• _What you need to do_
For each line below that contains the string "values", copy that line.

• _Entries shown_
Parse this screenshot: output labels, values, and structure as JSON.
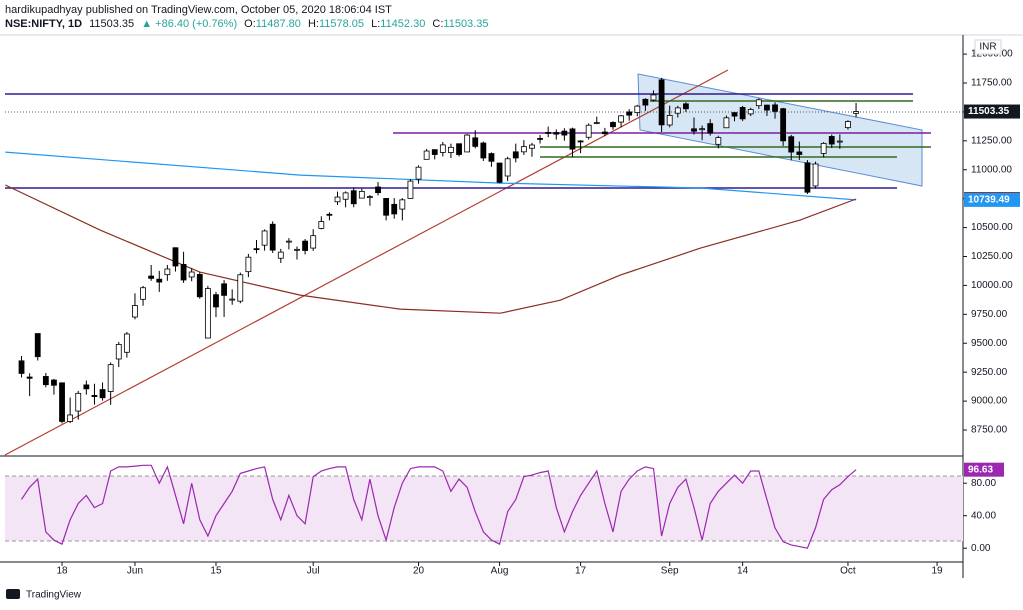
{
  "header": {
    "author_line": "hardikupadhyay published on TradingView.com, October 05, 2020 18:06:04 IST",
    "symbol": "NSE:NIFTY, 1D",
    "last": "11503.35",
    "change": "▲ +86.40 (+0.76%)",
    "open_label": "O:",
    "open": "11487.80",
    "high_label": "H:",
    "high": "11578.05",
    "low_label": "L:",
    "low": "11452.30",
    "close_label": "C:",
    "close": "11503.35"
  },
  "footer": {
    "logo": "TradingView"
  },
  "chart_data": [
    {
      "type": "candlestick",
      "y_unit": "INR",
      "xlim": [
        -2.04,
        116.2
      ],
      "ylim": [
        8534,
        12165
      ],
      "xticks": [
        {
          "value": 5,
          "label": "18"
        },
        {
          "value": 14,
          "label": "Jun"
        },
        {
          "value": 24,
          "label": "15"
        },
        {
          "value": 36,
          "label": "Jul"
        },
        {
          "value": 49,
          "label": "20"
        },
        {
          "value": 59,
          "label": "Aug"
        },
        {
          "value": 69,
          "label": "17"
        },
        {
          "value": 80,
          "label": "Sep"
        },
        {
          "value": 89,
          "label": "14"
        },
        {
          "value": 102,
          "label": "Oct"
        },
        {
          "value": 113,
          "label": "19"
        }
      ],
      "yticks": [
        {
          "value": 8750,
          "label": "8750.00"
        },
        {
          "value": 9000,
          "label": "9000.00"
        },
        {
          "value": 9250,
          "label": "9250.00"
        },
        {
          "value": 9500,
          "label": "9500.00"
        },
        {
          "value": 9750,
          "label": "9750.00"
        },
        {
          "value": 10000,
          "label": "10000.00"
        },
        {
          "value": 10250,
          "label": "10250.00"
        },
        {
          "value": 10500,
          "label": "10500.00"
        },
        {
          "value": 10750,
          "label": "10750.00"
        },
        {
          "value": 11000,
          "label": "11000.00"
        },
        {
          "value": 11250,
          "label": "11250.00"
        },
        {
          "value": 11500,
          "label": "11500.00"
        },
        {
          "value": 11750,
          "label": "11750.00"
        },
        {
          "value": 12000,
          "label": "12000.00"
        }
      ],
      "grid": false,
      "up_color": "#ffffff",
      "down_color": "#000000",
      "border_color": "#000000",
      "open": [
        9348,
        9208,
        9584,
        9213,
        9182,
        9158,
        8824,
        8914,
        9140,
        9049,
        9100,
        9083,
        9364,
        9422,
        9727,
        9880,
        10081,
        10054,
        10093,
        10326,
        10182,
        10073,
        10095,
        9545,
        9920,
        10014,
        9876,
        9864,
        10119,
        10318,
        10348,
        10529,
        10235,
        10378,
        10311,
        10383,
        10323,
        10493,
        10615,
        10723,
        10745,
        10819,
        10755,
        10764,
        10851,
        10752,
        10701,
        10660,
        10752,
        10919,
        11090,
        11174,
        11150,
        11149,
        11225,
        11154,
        11276,
        11231,
        11140,
        11058,
        10946,
        11155,
        11155,
        11186,
        11271,
        11323,
        11322,
        11334,
        11353,
        11249,
        11281,
        11401,
        11326,
        11409,
        11412,
        11500,
        11494,
        11609,
        11603,
        11777,
        11387,
        11489,
        11570,
        11354,
        11350,
        11399,
        11220,
        11363,
        11494,
        11539,
        11483,
        11554,
        11559,
        11561,
        11528,
        11286,
        11154,
        11060,
        10860,
        11141,
        11288,
        11244,
        11364,
        11487.8
      ],
      "high": [
        9390,
        9240,
        9584,
        9243,
        9192,
        9158,
        9031,
        9088,
        9178,
        9150,
        9161,
        9334,
        9511,
        9598,
        9932,
        9996,
        10177,
        10126,
        10177,
        10329,
        10291,
        10148,
        10112,
        9996,
        9943,
        10046,
        9966,
        10111,
        10272,
        10393,
        10484,
        10554,
        10316,
        10409,
        10337,
        10401,
        10486,
        10598,
        10632,
        10811,
        10813,
        10847,
        10836,
        10782,
        10894,
        10755,
        10755,
        10755,
        10918,
        11038,
        11180,
        11175,
        11240,
        11226,
        11225,
        11310,
        11342,
        11244,
        11150,
        11058,
        11113,
        11226,
        11256,
        11232,
        11300,
        11373,
        11349,
        11359,
        11364,
        11256,
        11401,
        11460,
        11362,
        11419,
        11474,
        11524,
        11561,
        11618,
        11686,
        11794,
        11554,
        11553,
        11584,
        11452,
        11382,
        11437,
        11294,
        11469,
        11494,
        11552,
        11536,
        11618,
        11562,
        11584,
        11535,
        11302,
        11244,
        11084,
        11070,
        11240,
        11305,
        11306,
        11428,
        11578.05
      ],
      "low": [
        9204,
        9043,
        9351,
        9119,
        9056,
        8807,
        8810,
        8840,
        9056,
        8969,
        9004,
        8968,
        9294,
        9376,
        9707,
        9824,
        10040,
        9944,
        10040,
        10120,
        10022,
        10036,
        9885,
        9544,
        9726,
        9728,
        9833,
        9846,
        10072,
        10277,
        10301,
        10281,
        10194,
        10311,
        10224,
        10268,
        10299,
        10485,
        10562,
        10695,
        10675,
        10676,
        10754,
        10689,
        10778,
        10562,
        10577,
        10562,
        10749,
        10880,
        11090,
        11090,
        11115,
        11102,
        11115,
        11153,
        11185,
        11076,
        11026,
        10882,
        10902,
        11064,
        11128,
        11112,
        11227,
        11282,
        11261,
        11251,
        11112,
        11144,
        11261,
        11394,
        11291,
        11346,
        11366,
        11424,
        11462,
        11508,
        11589,
        11326,
        11367,
        11452,
        11500,
        11304,
        11255,
        11295,
        11185,
        11363,
        11419,
        11421,
        11464,
        11526,
        11465,
        11442,
        11206,
        11082,
        11084,
        10790,
        10836,
        11107,
        11188,
        11181,
        11347,
        11452.3
      ],
      "close": [
        9239,
        9197,
        9384,
        9142,
        9137,
        8824,
        8880,
        9067,
        9106,
        9039,
        9029,
        9315,
        9490,
        9580,
        9826,
        9980,
        10061,
        10029,
        10142,
        10168,
        10047,
        10116,
        9902,
        9973,
        9814,
        9914,
        9882,
        10092,
        10244,
        10312,
        10471,
        10305,
        10288,
        10383,
        10312,
        10302,
        10430,
        10552,
        10607,
        10764,
        10800,
        10706,
        10813,
        10768,
        10802,
        10607,
        10618,
        10740,
        10902,
        11022,
        11162,
        11132,
        11215,
        11194,
        11132,
        11300,
        11202,
        11102,
        11073,
        10892,
        11095,
        11102,
        11200,
        11214,
        11270,
        11322,
        11308,
        11300,
        11178,
        11247,
        11385,
        11408,
        11312,
        11372,
        11466,
        11472,
        11550,
        11559,
        11647,
        11388,
        11470,
        11535,
        11527,
        11333,
        11355,
        11317,
        11278,
        11449,
        11464,
        11440,
        11521,
        11605,
        11516,
        11505,
        11250,
        11153,
        11132,
        10806,
        11050,
        11228,
        11222,
        11248,
        11417,
        11503.35
      ],
      "overlays": [
        {
          "color": "#2196f3",
          "x": [
            -2.0,
            34.4,
            59.1,
            83.8,
            103
          ],
          "values": [
            11153,
            10954,
            10885,
            10842,
            10739.49
          ]
        },
        {
          "color": "#8b2e1f",
          "x": [
            -2.0,
            9.7,
            22.0,
            34.4,
            46.7,
            59.1,
            66.5,
            73.9,
            83.8,
            96.1,
            103
          ],
          "values": [
            10868,
            10478,
            10115,
            9916,
            9795,
            9760,
            9872,
            10089,
            10323,
            10565,
            10746.92
          ]
        }
      ],
      "price_labels": [
        {
          "value": 11503.35,
          "color": "#131722"
        },
        {
          "value": 10746.92,
          "color": "#8b2e1f"
        },
        {
          "value": 10739.49,
          "color": "#2196f3"
        }
      ]
    },
    {
      "type": "line",
      "xlim": [
        -2.04,
        116.2
      ],
      "ylim": [
        -17,
        111
      ],
      "yticks": [
        {
          "value": 0,
          "label": "0.00"
        },
        {
          "value": 40,
          "label": "40.00"
        },
        {
          "value": 80,
          "label": "80.00"
        }
      ],
      "color": "#9c27b0",
      "values": [
        60,
        75,
        85,
        20,
        10,
        5,
        35,
        55,
        65,
        50,
        55,
        95,
        100,
        100,
        101,
        102,
        102,
        80,
        100,
        65,
        30,
        80,
        35,
        15,
        40,
        55,
        70,
        92,
        95,
        98,
        100,
        60,
        35,
        65,
        40,
        30,
        88,
        95,
        98,
        100,
        100,
        60,
        35,
        85,
        40,
        10,
        50,
        80,
        98,
        100,
        100,
        100,
        95,
        70,
        85,
        75,
        45,
        20,
        10,
        5,
        45,
        60,
        88,
        90,
        93,
        95,
        50,
        20,
        45,
        65,
        80,
        95,
        55,
        20,
        70,
        85,
        95,
        100,
        98,
        15,
        55,
        75,
        85,
        50,
        10,
        55,
        70,
        80,
        90,
        80,
        95,
        95,
        60,
        25,
        8,
        4,
        2,
        0,
        25,
        60,
        72,
        78,
        88,
        96.63
      ],
      "price_labels": [
        {
          "value": 96.63,
          "color": "#9c27b0"
        }
      ]
    }
  ]
}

• _The output_
Parse this screenshot: output labels, values, and structure as JSON.
          "values": [
          "values": [
      "values": [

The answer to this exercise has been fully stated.